╔══

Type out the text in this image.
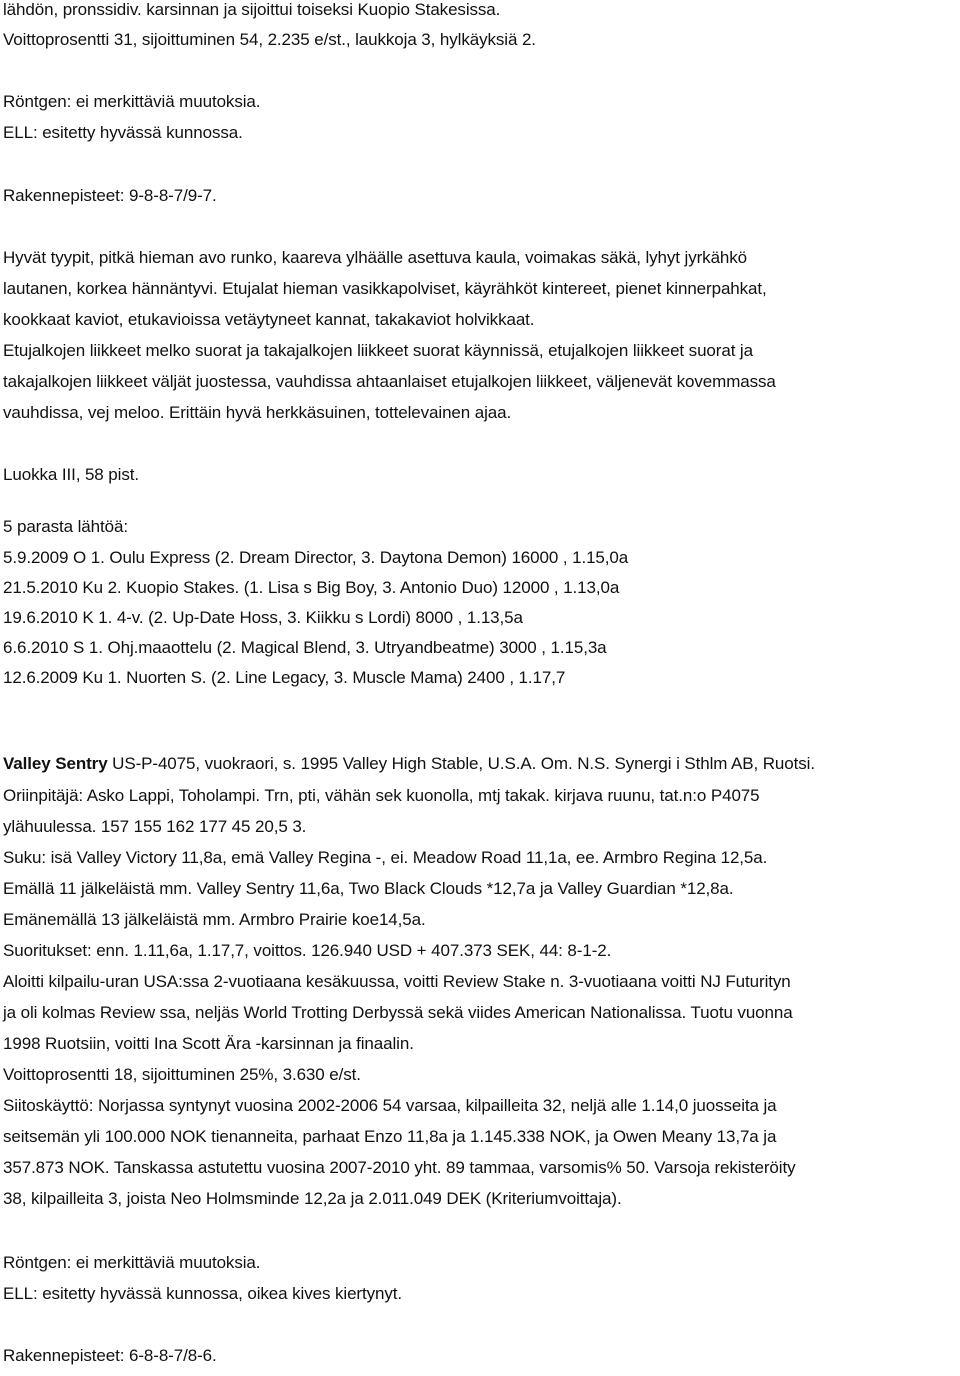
lähdön, pronssidiv. karsinnan ja sijoittui toiseksi Kuopio Stakesissa.
Voittoprosentti 31, sijoittuminen 54, 2.235 e/st., laukkoja 3, hylkäyksiä 2.
Röntgen: ei merkittäviä muutoksia.
ELL: esitetty hyvässä kunnossa.
Rakennepisteet: 9-8-8-7/9-7.
Hyvät tyypit, pitkä hieman avo runko, kaareva ylhäälle asettuva kaula, voimakas säkä, lyhyt jyrkähkö
lautanen, korkea hännäntyvi. Etujalat hieman vasikkapolviset, käyrähköt kintereet, pienet kinnerpahkat,
kookkaat kaviot, etukavioissa vetäytyneet kannat, takakaviot holvikkaat.
Etujalkojen liikkeet melko suorat ja takajalkojen liikkeet suorat käynnissä, etujalkojen liikkeet suorat ja
takajalkojen liikkeet väljät juostessa, vauhdissa ahtaanlaiset etujalkojen liikkeet, väljenevät kovemmassa
vauhdissa, vej meloo. Erittäin hyvä herkkäsuinen, tottelevainen ajaa.
Luokka III, 58 pist.
5 parasta lähtöä:
5.9.2009 O 1. Oulu Express (2. Dream Director, 3. Daytona Demon) 16000 , 1.15,0a
21.5.2010 Ku 2. Kuopio Stakes. (1. Lisa s Big Boy, 3. Antonio Duo) 12000 , 1.13,0a
19.6.2010 K 1. 4-v. (2. Up-Date Hoss, 3. Kiikku s Lordi) 8000 , 1.13,5a
6.6.2010 S 1. Ohj.maaottelu (2. Magical Blend, 3. Utryandbeatme) 3000 , 1.15,3a
12.6.2009 Ku 1. Nuorten S. (2. Line Legacy, 3. Muscle Mama) 2400 , 1.17,7
Valley Sentry US-P-4075, vuokraori, s. 1995 Valley High Stable, U.S.A. Om. N.S. Synergi i Sthlm AB, Ruotsi.
Oriinpitäjä: Asko Lappi, Toholampi. Trn, pti, vähän sek kuonolla, mtj takak. kirjava ruunu, tat.n:o P4075
ylähuulessa. 157 155 162 177 45 20,5 3.
Suku: isä Valley Victory 11,8a, emä Valley Regina -, ei. Meadow Road 11,1a, ee. Armbro Regina 12,5a.
Emällä 11 jälkeläistä mm. Valley Sentry 11,6a, Two Black Clouds *12,7a ja Valley Guardian *12,8a.
Emänemällä 13 jälkeläistä mm. Armbro Prairie koe14,5a.
Suoritukset: enn. 1.11,6a, 1.17,7, voittos. 126.940 USD + 407.373 SEK, 44: 8-1-2.
Aloitti kilpailu-uran USA:ssa 2-vuotiaana kesäkuussa, voitti Review Stake n. 3-vuotiaana voitti NJ Futurityn
ja oli kolmas Review ssa, neljäs World Trotting Derbyssä sekä viides American Nationalissa. Tuotu vuonna
1998 Ruotsiin, voitti Ina Scott Ära -karsinnan ja finaalin.
Voittoprosentti 18, sijoittuminen 25%, 3.630 e/st.
Siitoskäyttö: Norjassa syntynyt vuosina 2002-2006 54 varsaa, kilpailleita 32, neljä alle 1.14,0 juosseita ja
seitsemän yli 100.000 NOK tienanneita, parhaat Enzo 11,8a ja 1.145.338 NOK, ja Owen Meany 13,7a ja
357.873 NOK. Tanskassa astutettu vuosina 2007-2010 yht. 89 tammaa, varsomis% 50. Varsoja rekisteröity
38, kilpailleita 3, joista Neo Holmsminde 12,2a ja 2.011.049 DEK (Kriteriumvoittaja).
Röntgen: ei merkittäviä muutoksia.
ELL: esitetty hyvässä kunnossa, oikea kives kiertynyt.
Rakennepisteet: 6-8-8-7/8-6.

╚══

• **Work to be completed**
Without the pictures, reproduce every line of the records above exactly.

• **Expected output**
Type out the text in this image.
lähdön, pronssidiv. karsinnan ja sijoittui toiseksi Kuopio Stakesissa.
Voittoprosentti 31, sijoittuminen 54, 2.235 e/st., laukkoja 3, hylkäyksiä 2.
Röntgen: ei merkittäviä muutoksia.
ELL: esitetty hyvässä kunnossa.
Rakennepisteet: 9-8-8-7/9-7.
Hyvät tyypit, pitkä hieman avo runko, kaareva ylhäälle asettuva kaula, voimakas säkä, lyhyt jyrkähkö
lautanen, korkea hännäntyvi. Etujalat hieman vasikkapolviset, käyrähköt kintereet, pienet kinnerpahkat,
kookkaat kaviot, etukavioissa vetäytyneet kannat, takakaviot holvikkaat.
Etujalkojen liikkeet melko suorat ja takajalkojen liikkeet suorat käynnissä, etujalkojen liikkeet suorat ja
takajalkojen liikkeet väljät juostessa, vauhdissa ahtaanlaiset etujalkojen liikkeet, väljenevät kovemmassa
vauhdissa, vej meloo. Erittäin hyvä herkkäsuinen, tottelevainen ajaa.
Luokka III, 58 pist.
5 parasta lähtöä:
5.9.2009 O 1. Oulu Express (2. Dream Director, 3. Daytona Demon) 16000 , 1.15,0a
21.5.2010 Ku 2. Kuopio Stakes. (1. Lisa s Big Boy, 3. Antonio Duo) 12000 , 1.13,0a
19.6.2010 K 1. 4-v. (2. Up-Date Hoss, 3. Kiikku s Lordi) 8000 , 1.13,5a
6.6.2010 S 1. Ohj.maaottelu (2. Magical Blend, 3. Utryandbeatme) 3000 , 1.15,3a
12.6.2009 Ku 1. Nuorten S. (2. Line Legacy, 3. Muscle Mama) 2400 , 1.17,7
Valley Sentry US-P-4075, vuokraori, s. 1995 Valley High Stable, U.S.A. Om. N.S. Synergi i Sthlm AB, Ruotsi.
Oriinpitäjä: Asko Lappi, Toholampi. Trn, pti, vähän sek kuonolla, mtj takak. kirjava ruunu, tat.n:o P4075
ylähuulessa. 157 155 162 177 45 20,5 3.
Suku: isä Valley Victory 11,8a, emä Valley Regina -, ei. Meadow Road 11,1a, ee. Armbro Regina 12,5a.
Emällä 11 jälkeläistä mm. Valley Sentry 11,6a, Two Black Clouds *12,7a ja Valley Guardian *12,8a.
Emänemällä 13 jälkeläistä mm. Armbro Prairie koe14,5a.
Suoritukset: enn. 1.11,6a, 1.17,7, voittos. 126.940 USD + 407.373 SEK, 44: 8-1-2.
Aloitti kilpailu-uran USA:ssa 2-vuotiaana kesäkuussa, voitti Review Stake n. 3-vuotiaana voitti NJ Futurityn
ja oli kolmas Review ssa, neljäs World Trotting Derbyssä sekä viides American Nationalissa. Tuotu vuonna
1998 Ruotsiin, voitti Ina Scott Ära -karsinnan ja finaalin.
Voittoprosentti 18, sijoittuminen 25%, 3.630 e/st.
Siitoskäyttö: Norjassa syntynyt vuosina 2002-2006 54 varsaa, kilpailleita 32, neljä alle 1.14,0 juosseita ja
seitsemän yli 100.000 NOK tienanneita, parhaat Enzo 11,8a ja 1.145.338 NOK, ja Owen Meany 13,7a ja
357.873 NOK. Tanskassa astutettu vuosina 2007-2010 yht. 89 tammaa, varsomis% 50. Varsoja rekisteröity
38, kilpailleita 3, joista Neo Holmsminde 12,2a ja 2.011.049 DEK (Kriteriumvoittaja).
Röntgen: ei merkittäviä muutoksia.
ELL: esitetty hyvässä kunnossa, oikea kives kiertynyt.
Rakennepisteet: 6-8-8-7/8-6.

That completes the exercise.